## Halaman

*-*-*

Menuju konten utama

UGM Bohong Lagi: Rektor Panut Lamban Teken Aturan Kekerasan Seksual

Meski sudah diserahkan sejak Mei 2019, Rektor UGM tak segera meneken regulasi anti kekerasan seksual.

UGM Bohong Lagi: Rektor Panut Lamban Teken Aturan Kekerasan Seksual
Ilustrasi pelecehan seksual di kampus. tirto.id/Lugas

tirto.id - Dalam minggu ini, Aliansi Mahasiswa UGM mendesak rektor mereka, Panut Mulyono, untuk segera mengesahkan peraturan pencegahan dan penanganan kekerasan seksual. Aliansi menuding Rektor UGM ingkar janji, sampai-sampai mereka mengibarkan tagar #UGMBohongLagi di media sosial.

Regulasi anti kekerasan seksual yang seharusnya diadopsi oleh UGM adalah langkah serius rektor merespons kasus Agni, bukan nama sebenarnya, mahasiswi UGM yang dilecehkan saat KKN di Maluku pada Juli 2017. Kasus Agni menjadi sorotan publik setelah lembaga pers Balairung merilis laporan kronologi peristiwa kekerasan seksual itu pada awal November 2018. UGM lamban dan mengabaikan kasus Agni sampai kemudian berujung “kesepakatan non-litigasi” pada awal Februari 2019.

Rancangan peraturan telah disusun oleh sebuah tim yang terdiri dari para akademisi UGM, yang concern pada kajian gender dan kesehatan reproduksi. Ketua tim adalah Muhadjir Darwin, dibantu oleh 10 sejawat termasuk Faturochman dari Fak. Psikologi, Ova Emilia dari Fak. Kedokteran, Sri Wiyanti Eddyono dari Fak. Hukum, dan Aswati Mindaryani dari Fak. Teknik UGM.

Setelah tim bekerja sejak November 2018, draf regulasi itu diserahkan kepada Rektor Panut Mulyono pada 28 Mei 2019. Meski begitu, sampai pengujung 2019—hampir tujuh bulan—draf itu dibiarkan mangkrak oleh rektorat UGM.

*-*-*

## Petunjuk Latihan
Bisakah Anda menuliskan kembali bagian artikel tentang aturan kekerasan seksual UGM dari "Meski sudah diserahkan" sampai "di media sosial.", dengan menukar "mendesak" menjadi "meminta"?

## Baris Tersimpan
*-*-*

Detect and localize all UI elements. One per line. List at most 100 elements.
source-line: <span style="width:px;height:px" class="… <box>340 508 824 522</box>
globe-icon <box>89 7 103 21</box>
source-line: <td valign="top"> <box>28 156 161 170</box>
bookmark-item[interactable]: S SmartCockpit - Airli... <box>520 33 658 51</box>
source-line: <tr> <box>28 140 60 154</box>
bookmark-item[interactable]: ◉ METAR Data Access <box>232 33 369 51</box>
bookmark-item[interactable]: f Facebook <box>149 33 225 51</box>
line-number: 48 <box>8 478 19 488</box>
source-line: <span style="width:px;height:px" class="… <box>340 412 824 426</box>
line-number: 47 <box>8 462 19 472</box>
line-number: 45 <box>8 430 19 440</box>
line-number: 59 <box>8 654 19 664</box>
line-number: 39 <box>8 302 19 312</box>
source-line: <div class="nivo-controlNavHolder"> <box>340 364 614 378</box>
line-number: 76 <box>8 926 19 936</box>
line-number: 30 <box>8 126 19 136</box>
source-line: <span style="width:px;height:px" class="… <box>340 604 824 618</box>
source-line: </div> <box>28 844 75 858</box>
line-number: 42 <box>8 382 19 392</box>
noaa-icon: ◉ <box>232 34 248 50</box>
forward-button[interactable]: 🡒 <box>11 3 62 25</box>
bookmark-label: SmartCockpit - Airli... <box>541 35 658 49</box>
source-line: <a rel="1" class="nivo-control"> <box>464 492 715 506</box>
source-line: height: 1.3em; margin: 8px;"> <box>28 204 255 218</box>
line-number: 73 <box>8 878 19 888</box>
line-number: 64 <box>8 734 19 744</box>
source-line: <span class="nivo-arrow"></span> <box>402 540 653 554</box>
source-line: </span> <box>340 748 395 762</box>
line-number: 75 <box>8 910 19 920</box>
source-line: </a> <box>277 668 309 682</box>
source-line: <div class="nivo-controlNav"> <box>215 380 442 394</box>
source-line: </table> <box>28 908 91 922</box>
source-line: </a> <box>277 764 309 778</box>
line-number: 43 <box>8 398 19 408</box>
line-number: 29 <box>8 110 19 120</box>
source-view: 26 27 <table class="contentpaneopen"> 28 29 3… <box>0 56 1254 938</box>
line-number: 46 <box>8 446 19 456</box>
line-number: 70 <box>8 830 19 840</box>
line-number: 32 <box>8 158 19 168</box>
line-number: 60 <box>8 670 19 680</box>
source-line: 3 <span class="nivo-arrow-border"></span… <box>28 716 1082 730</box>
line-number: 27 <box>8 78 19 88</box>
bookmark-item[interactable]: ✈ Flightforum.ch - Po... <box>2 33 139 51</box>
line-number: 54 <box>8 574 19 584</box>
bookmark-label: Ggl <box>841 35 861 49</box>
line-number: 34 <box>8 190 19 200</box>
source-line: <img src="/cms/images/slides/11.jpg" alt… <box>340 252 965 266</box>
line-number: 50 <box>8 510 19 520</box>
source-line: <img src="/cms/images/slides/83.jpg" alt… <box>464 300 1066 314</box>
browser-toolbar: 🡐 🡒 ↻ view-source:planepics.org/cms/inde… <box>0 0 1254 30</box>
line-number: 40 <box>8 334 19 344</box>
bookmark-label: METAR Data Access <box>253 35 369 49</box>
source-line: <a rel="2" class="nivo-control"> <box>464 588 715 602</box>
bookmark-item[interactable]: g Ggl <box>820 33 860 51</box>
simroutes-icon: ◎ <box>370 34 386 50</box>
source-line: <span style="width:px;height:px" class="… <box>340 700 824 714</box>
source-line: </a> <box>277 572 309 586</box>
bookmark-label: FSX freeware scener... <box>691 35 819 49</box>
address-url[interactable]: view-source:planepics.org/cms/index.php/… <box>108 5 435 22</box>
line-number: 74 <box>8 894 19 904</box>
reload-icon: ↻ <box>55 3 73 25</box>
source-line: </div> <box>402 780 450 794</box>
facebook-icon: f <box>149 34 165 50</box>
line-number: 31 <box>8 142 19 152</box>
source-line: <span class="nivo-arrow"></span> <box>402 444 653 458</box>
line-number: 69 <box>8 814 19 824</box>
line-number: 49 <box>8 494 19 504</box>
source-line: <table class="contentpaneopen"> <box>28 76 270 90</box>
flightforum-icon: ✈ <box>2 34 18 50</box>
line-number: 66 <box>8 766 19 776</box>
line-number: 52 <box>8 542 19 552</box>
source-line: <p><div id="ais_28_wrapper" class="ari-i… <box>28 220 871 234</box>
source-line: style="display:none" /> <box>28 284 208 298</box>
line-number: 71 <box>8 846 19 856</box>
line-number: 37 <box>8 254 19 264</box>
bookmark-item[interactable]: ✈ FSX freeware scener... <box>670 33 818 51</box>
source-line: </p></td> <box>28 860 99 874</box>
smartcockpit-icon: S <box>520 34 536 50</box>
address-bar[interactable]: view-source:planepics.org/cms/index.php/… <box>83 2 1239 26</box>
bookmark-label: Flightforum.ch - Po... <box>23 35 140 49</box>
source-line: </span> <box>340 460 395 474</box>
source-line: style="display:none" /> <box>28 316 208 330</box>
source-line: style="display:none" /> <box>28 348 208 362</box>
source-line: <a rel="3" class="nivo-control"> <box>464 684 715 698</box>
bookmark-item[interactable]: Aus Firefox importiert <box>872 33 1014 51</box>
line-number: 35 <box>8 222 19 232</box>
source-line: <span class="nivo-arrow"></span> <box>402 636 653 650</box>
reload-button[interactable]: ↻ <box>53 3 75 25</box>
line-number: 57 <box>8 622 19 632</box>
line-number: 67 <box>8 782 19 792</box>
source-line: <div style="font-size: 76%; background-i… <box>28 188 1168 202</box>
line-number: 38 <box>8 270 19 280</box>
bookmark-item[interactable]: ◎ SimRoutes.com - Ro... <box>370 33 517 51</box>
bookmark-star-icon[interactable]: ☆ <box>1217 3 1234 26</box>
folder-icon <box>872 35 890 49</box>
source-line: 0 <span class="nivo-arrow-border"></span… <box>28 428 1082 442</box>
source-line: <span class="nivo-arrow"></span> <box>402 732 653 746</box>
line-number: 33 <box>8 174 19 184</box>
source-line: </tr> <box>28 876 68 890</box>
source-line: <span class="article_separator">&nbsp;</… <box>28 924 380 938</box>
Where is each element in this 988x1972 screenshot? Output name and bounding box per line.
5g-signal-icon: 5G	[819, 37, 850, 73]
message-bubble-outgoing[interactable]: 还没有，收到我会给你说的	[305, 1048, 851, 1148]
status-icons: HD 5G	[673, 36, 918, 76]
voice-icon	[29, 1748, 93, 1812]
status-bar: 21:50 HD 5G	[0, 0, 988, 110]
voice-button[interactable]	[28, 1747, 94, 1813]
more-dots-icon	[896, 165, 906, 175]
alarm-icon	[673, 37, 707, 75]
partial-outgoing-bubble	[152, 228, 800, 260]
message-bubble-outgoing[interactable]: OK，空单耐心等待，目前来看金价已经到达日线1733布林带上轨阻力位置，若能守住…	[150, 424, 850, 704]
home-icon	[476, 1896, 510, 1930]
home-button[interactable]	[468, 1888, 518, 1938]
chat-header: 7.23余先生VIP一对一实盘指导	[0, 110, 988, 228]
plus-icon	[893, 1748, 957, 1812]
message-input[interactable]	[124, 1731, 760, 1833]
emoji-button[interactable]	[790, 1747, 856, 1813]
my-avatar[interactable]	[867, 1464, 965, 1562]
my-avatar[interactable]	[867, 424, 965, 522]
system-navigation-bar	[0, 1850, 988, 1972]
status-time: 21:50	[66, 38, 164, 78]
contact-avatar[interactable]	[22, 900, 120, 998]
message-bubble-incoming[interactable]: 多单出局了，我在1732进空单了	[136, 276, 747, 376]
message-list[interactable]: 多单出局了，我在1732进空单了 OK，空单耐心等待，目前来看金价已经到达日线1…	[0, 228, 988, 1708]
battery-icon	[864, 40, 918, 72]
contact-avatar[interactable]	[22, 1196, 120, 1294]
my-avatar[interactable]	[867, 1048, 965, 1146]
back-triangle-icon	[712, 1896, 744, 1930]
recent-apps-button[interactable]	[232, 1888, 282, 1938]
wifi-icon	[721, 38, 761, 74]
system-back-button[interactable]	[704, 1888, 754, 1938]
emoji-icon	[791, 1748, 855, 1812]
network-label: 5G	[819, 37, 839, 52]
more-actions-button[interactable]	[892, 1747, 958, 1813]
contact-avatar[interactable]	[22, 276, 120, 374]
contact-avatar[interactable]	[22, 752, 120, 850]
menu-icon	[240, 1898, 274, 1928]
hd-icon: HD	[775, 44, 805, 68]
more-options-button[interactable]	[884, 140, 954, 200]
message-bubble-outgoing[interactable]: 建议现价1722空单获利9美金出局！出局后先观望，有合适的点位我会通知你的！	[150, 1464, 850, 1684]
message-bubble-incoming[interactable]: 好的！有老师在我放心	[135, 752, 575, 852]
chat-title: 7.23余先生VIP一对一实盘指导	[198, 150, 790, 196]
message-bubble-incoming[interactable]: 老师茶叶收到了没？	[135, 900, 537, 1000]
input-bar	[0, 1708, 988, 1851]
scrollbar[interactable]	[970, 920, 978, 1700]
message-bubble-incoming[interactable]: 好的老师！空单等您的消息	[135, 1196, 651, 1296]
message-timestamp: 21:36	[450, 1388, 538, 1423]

*-*-*

## Jawaban Soal
Meski sudah diserahkan sejak Mei 2019, Rektor UGM tak segera meneken regulasi anti kekerasan seksual.

UGM Bohong Lagi: Rektor Panut Lamban Teken Aturan Kekerasan Seksual
Ilustrasi pelecehan seksual di kampus. tirto.id/Lugas

tirto.id - Dalam minggu ini, Aliansi Mahasiswa UGM meminta rektor mereka, Panut Mulyono, untuk segera mengesahkan peraturan pencegahan dan penanganan kekerasan seksual. Aliansi menuding Rektor UGM ingkar janji, sampai-sampai mereka mengibarkan tagar #UGMBohongLagi di media sosial.